● **The request**:
Below are records. Transcribe exactly the lines from the one that contains "What does this" through the last line, leaving any pictures out.

###

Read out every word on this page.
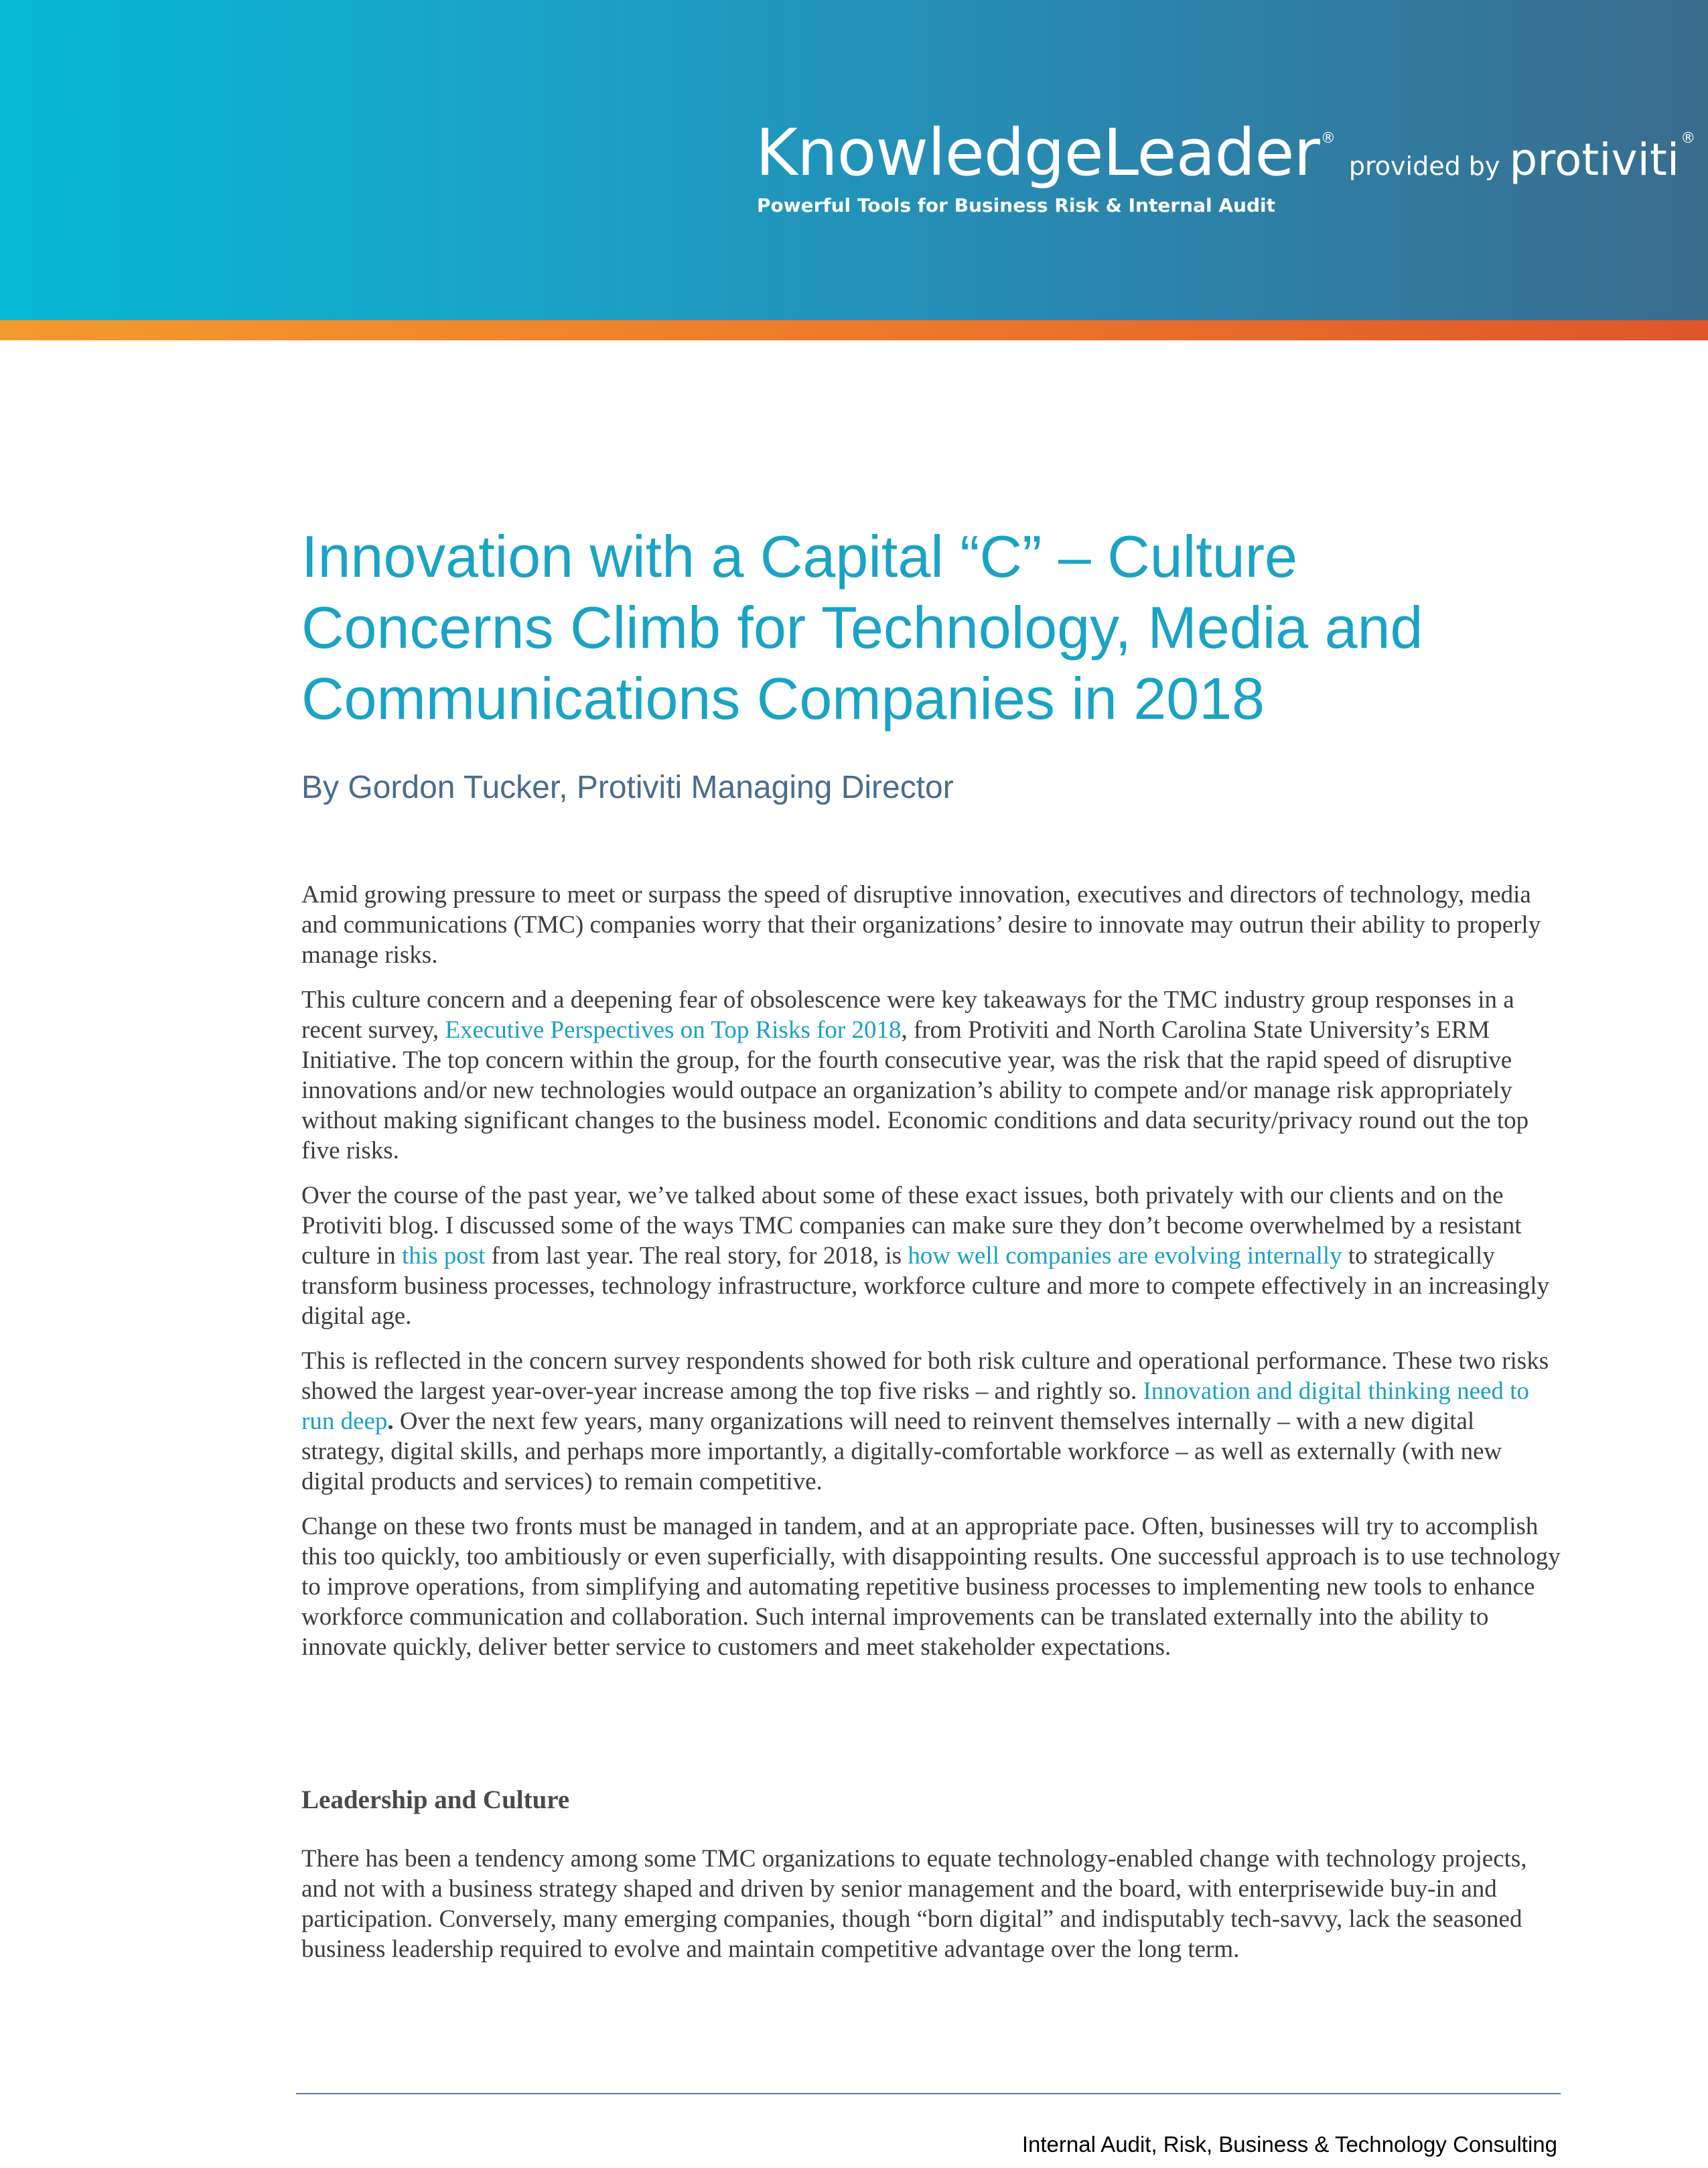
KnowledgeLeader® provided by protiviti®
Powerful Tools for Business Risk & Internal Audit
Innovation with a Capital “C” – Culture
Concerns Climb for Technology, Media and
Communications Companies in 2018
By Gordon Tucker, Protiviti Managing Director

Amid growing pressure to meet or surpass the speed of disruptive innovation, executives and directors of technology, media and communications (TMC) companies worry that their organizations’ desire to innovate may outrun their ability to properly manage risks.

This culture concern and a deepening fear of obsolescence were key takeaways for the TMC industry group responses in a recent survey, Executive Perspectives on Top Risks for 2018, from Protiviti and North Carolina State University’s ERM Initiative. The top concern within the group, for the fourth consecutive year, was the risk that the rapid speed of disruptive innovations and/or new technologies would outpace an organization’s ability to compete and/or manage risk appropriately without making significant changes to the business model. Economic conditions and data security/privacy round out the top five risks.

Over the course of the past year, we’ve talked about some of these exact issues, both privately with our clients and on the Protiviti blog. I discussed some of the ways TMC companies can make sure they don’t become overwhelmed by a resistant culture in this post from last year. The real story, for 2018, is how well companies are evolving internally to strategically transform business processes, technology infrastructure, workforce culture and more to compete effectively in an increasingly digital age.

This is reflected in the concern survey respondents showed for both risk culture and operational performance. These two risks showed the largest year-over-year increase among the top five risks – and rightly so. Innovation and digital thinking need to run deep. Over the next few years, many organizations will need to reinvent themselves internally – with a new digital strategy, digital skills, and perhaps more importantly, a digitally-comfortable workforce – as well as externally (with new digital products and services) to remain competitive.

Change on these two fronts must be managed in tandem, and at an appropriate pace. Often, businesses will try to accomplish this too quickly, too ambitiously or even superficially, with disappointing results. One successful approach is to use technology to improve operations, from simplifying and automating repetitive business processes to implementing new tools to enhance workforce communication and collaboration. Such internal improvements can be translated externally into the ability to innovate quickly, deliver better service to customers and meet stakeholder expectations.

Leadership and Culture

There has been a tendency among some TMC organizations to equate technology-enabled change with technology projects, and not with a business strategy shaped and driven by senior management and the board, with enterprisewide buy-in and participation. Conversely, many emerging companies, though “born digital” and indisputably tech-savvy, lack the seasoned business leadership required to evolve and maintain competitive advantage over the long term.

Internal Audit, Risk, Business & Technology Consulting
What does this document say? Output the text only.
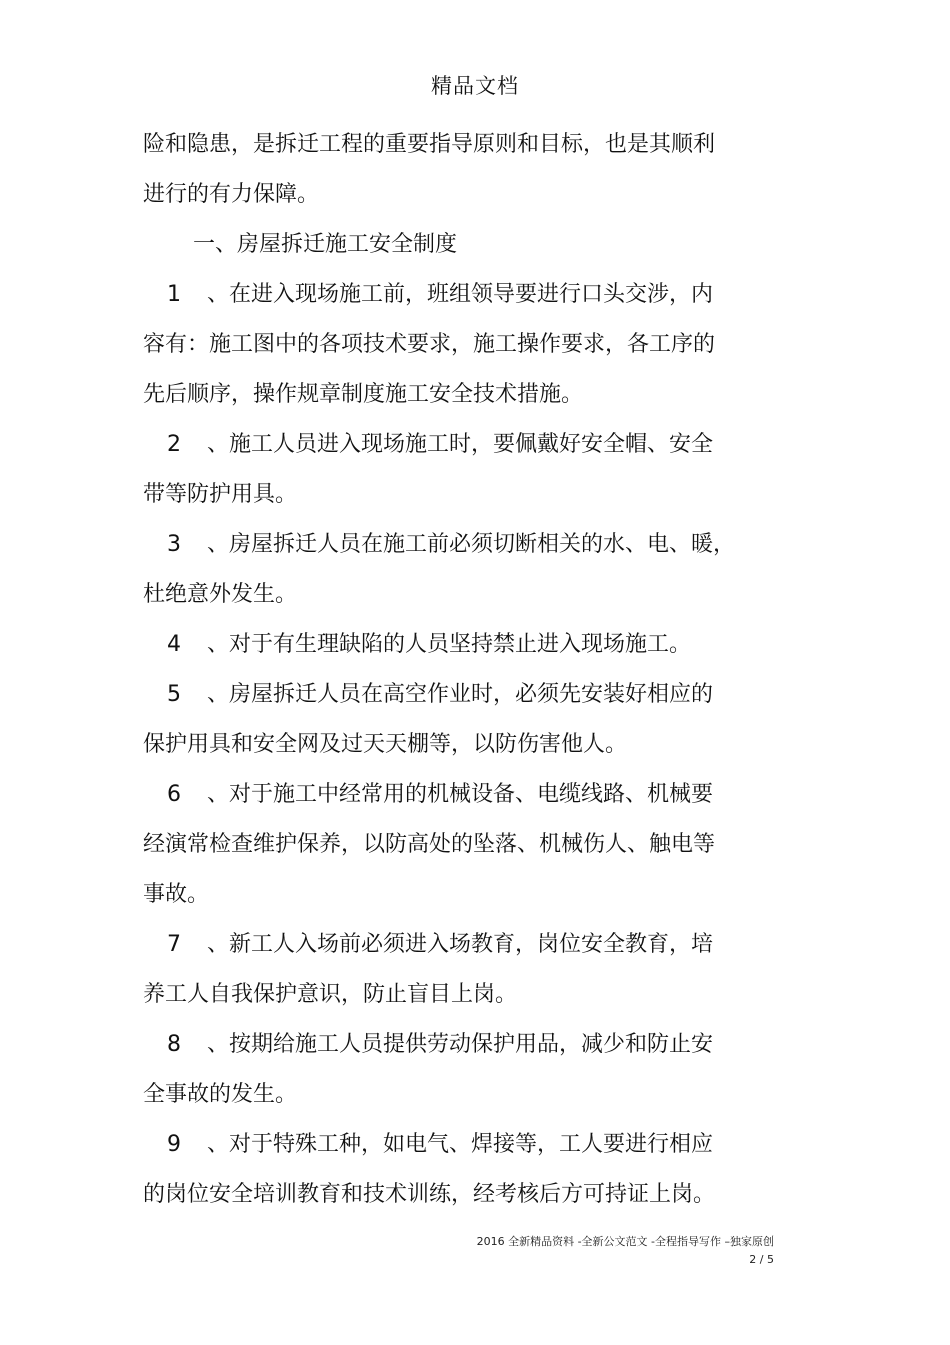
精品文档
险和隐患，是拆迁工程的重要指导原则和目标，也是其顺利
进行的有力保障。
一、房屋拆迁施工安全制度
1 、在进入现场施工前，班组领导要进行口头交涉，内
容有：施工图中的各项技术要求，施工操作要求，各工序的
先后顺序，操作规章制度施工安全技术措施。
2 、施工人员进入现场施工时，要佩戴好安全帽、安全
带等防护用具。
3 、房屋拆迁人员在施工前必须切断相关的水、电、暖，
杜绝意外发生。
4 、对于有生理缺陷的人员坚持禁止进入现场施工。
5 、房屋拆迁人员在高空作业时，必须先安装好相应的
保护用具和安全网及过天天棚等，以防伤害他人。
6 、对于施工中经常用的机械设备、电缆线路、机械要
经演常检查维护保养，以防高处的坠落、机械伤人、触电等
事故。
7 、新工人入场前必须进入场教育，岗位安全教育，培
养工人自我保护意识，防止盲目上岗。
8 、按期给施工人员提供劳动保护用品，减少和防止安
全事故的发生。
9 、对于特殊工种，如电气、焊接等，工人要进行相应
的岗位安全培训教育和技术训练，经考核后方可持证上岗。
2016 全新精品资料 -全新公文范文 -全程指导写作 –独家原创
2 / 5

###

● **Result for this task**:
What does this document say? Output the text only.
精品文档
险和隐患，是拆迁工程的重要指导原则和目标，也是其顺利
进行的有力保障。
一、房屋拆迁施工安全制度
1 、在进入现场施工前，班组领导要进行口头交涉，内
容有：施工图中的各项技术要求，施工操作要求，各工序的
先后顺序，操作规章制度施工安全技术措施。
2 、施工人员进入现场施工时，要佩戴好安全帽、安全
带等防护用具。
3 、房屋拆迁人员在施工前必须切断相关的水、电、暖，
杜绝意外发生。
4 、对于有生理缺陷的人员坚持禁止进入现场施工。
5 、房屋拆迁人员在高空作业时，必须先安装好相应的
保护用具和安全网及过天天棚等，以防伤害他人。
6 、对于施工中经常用的机械设备、电缆线路、机械要
经演常检查维护保养，以防高处的坠落、机械伤人、触电等
事故。
7 、新工人入场前必须进入场教育，岗位安全教育，培
养工人自我保护意识，防止盲目上岗。
8 、按期给施工人员提供劳动保护用品，减少和防止安
全事故的发生。
9 、对于特殊工种，如电气、焊接等，工人要进行相应
的岗位安全培训教育和技术训练，经考核后方可持证上岗。
2016 全新精品资料 -全新公文范文 -全程指导写作 –独家原创
2 / 5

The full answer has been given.